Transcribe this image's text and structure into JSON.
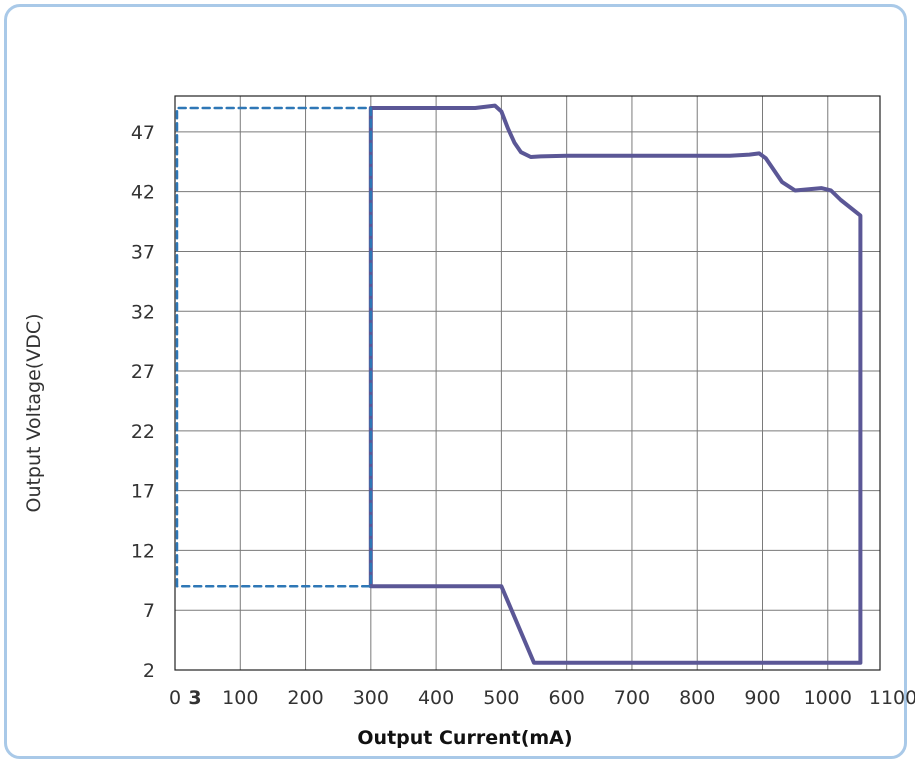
{
  "chart_data": {
    "type": "line",
    "title": "",
    "xlabel": "Output Current(mA)",
    "ylabel": "Output Voltage(VDC)",
    "xlim": [
      0,
      1050
    ],
    "ylim": [
      2,
      50
    ],
    "x_ticks": [
      0,
      100,
      200,
      300,
      400,
      500,
      600,
      700,
      800,
      900,
      1000,
      1100
    ],
    "x_tick_labels": [
      "0",
      "100",
      "200",
      "300",
      "400",
      "500",
      "600",
      "700",
      "800",
      "900",
      "1000",
      "1100"
    ],
    "x_extra_label": {
      "value": 3,
      "text": "3"
    },
    "y_ticks": [
      2,
      7,
      12,
      17,
      22,
      27,
      32,
      37,
      42,
      47
    ],
    "y_tick_labels": [
      "2",
      "7",
      "12",
      "17",
      "22",
      "27",
      "32",
      "37",
      "42",
      "47"
    ],
    "grid": true,
    "legend": "none",
    "series": [
      {
        "style": "solid",
        "color": "#5b5796",
        "points": [
          [
            300,
            9
          ],
          [
            300,
            49
          ],
          [
            460,
            49
          ],
          [
            490,
            49.2
          ],
          [
            500,
            48.7
          ],
          [
            510,
            47.3
          ],
          [
            520,
            46.1
          ],
          [
            530,
            45.3
          ],
          [
            545,
            44.9
          ],
          [
            560,
            44.95
          ],
          [
            600,
            45
          ],
          [
            850,
            45
          ],
          [
            880,
            45.1
          ],
          [
            895,
            45.2
          ],
          [
            905,
            44.8
          ],
          [
            915,
            44
          ],
          [
            930,
            42.8
          ],
          [
            950,
            42.1
          ],
          [
            990,
            42.3
          ],
          [
            1005,
            42.1
          ],
          [
            1020,
            41.3
          ],
          [
            1050,
            40
          ],
          [
            1050,
            2.6
          ],
          [
            550,
            2.6
          ],
          [
            500,
            9
          ],
          [
            300,
            9
          ]
        ]
      },
      {
        "style": "dashed",
        "color": "#2e77b6",
        "points": [
          [
            3,
            9
          ],
          [
            3,
            49
          ],
          [
            300,
            49
          ],
          [
            300,
            9
          ],
          [
            3,
            9
          ]
        ]
      }
    ]
  }
}
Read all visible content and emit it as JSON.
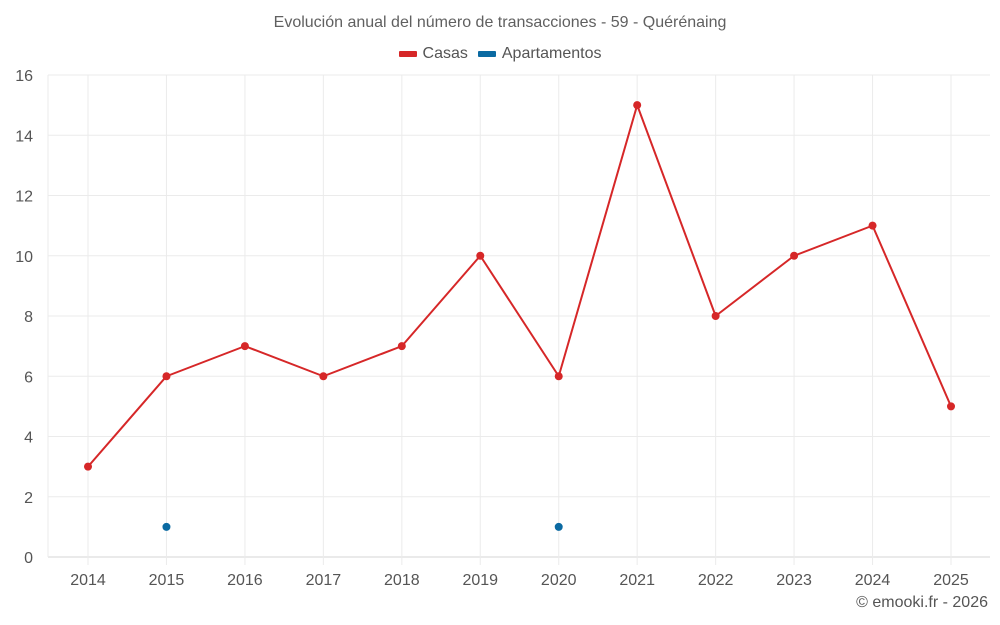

## Problem details
Give back the whole listing as it stands, minus its pictures.

## Finished exercise
Transcribe this image's text and structure into JSON.
{
  "chart_data": {
    "type": "line",
    "title": "",
    "xlabel": "Output Current(mA)",
    "ylabel": "Output Voltage(VDC)",
    "xlim": [
      0,
      1050
    ],
    "ylim": [
      2,
      50
    ],
    "x_ticks": [
      0,
      100,
      200,
      300,
      400,
      500,
      600,
      700,
      800,
      900,
      1000,
      1100
    ],
    "x_tick_labels": [
      "0",
      "100",
      "200",
      "300",
      "400",
      "500",
      "600",
      "700",
      "800",
      "900",
      "1000",
      "1100"
    ],
    "x_extra_label": {
      "value": 3,
      "text": "3"
    },
    "y_ticks": [
      2,
      7,
      12,
      17,
      22,
      27,
      32,
      37,
      42,
      47
    ],
    "y_tick_labels": [
      "2",
      "7",
      "12",
      "17",
      "22",
      "27",
      "32",
      "37",
      "42",
      "47"
    ],
    "grid": true,
    "legend": "none",
    "series": [
      {
        "style": "solid",
        "color": "#5b5796",
        "points": [
          [
            300,
            9
          ],
          [
            300,
            49
          ],
          [
            460,
            49
          ],
          [
            490,
            49.2
          ],
          [
            500,
            48.7
          ],
          [
            510,
            47.3
          ],
          [
            520,
            46.1
          ],
          [
            530,
            45.3
          ],
          [
            545,
            44.9
          ],
          [
            560,
            44.95
          ],
          [
            600,
            45
          ],
          [
            850,
            45
          ],
          [
            880,
            45.1
          ],
          [
            895,
            45.2
          ],
          [
            905,
            44.8
          ],
          [
            915,
            44
          ],
          [
            930,
            42.8
          ],
          [
            950,
            42.1
          ],
          [
            990,
            42.3
          ],
          [
            1005,
            42.1
          ],
          [
            1020,
            41.3
          ],
          [
            1050,
            40
          ],
          [
            1050,
            2.6
          ],
          [
            550,
            2.6
          ],
          [
            500,
            9
          ],
          [
            300,
            9
          ]
        ]
      },
      {
        "style": "dashed",
        "color": "#2e77b6",
        "points": [
          [
            3,
            9
          ],
          [
            3,
            49
          ],
          [
            300,
            49
          ],
          [
            300,
            9
          ],
          [
            3,
            9
          ]
        ]
      }
    ]
  }
}
Read all visible content and emit it as JSON.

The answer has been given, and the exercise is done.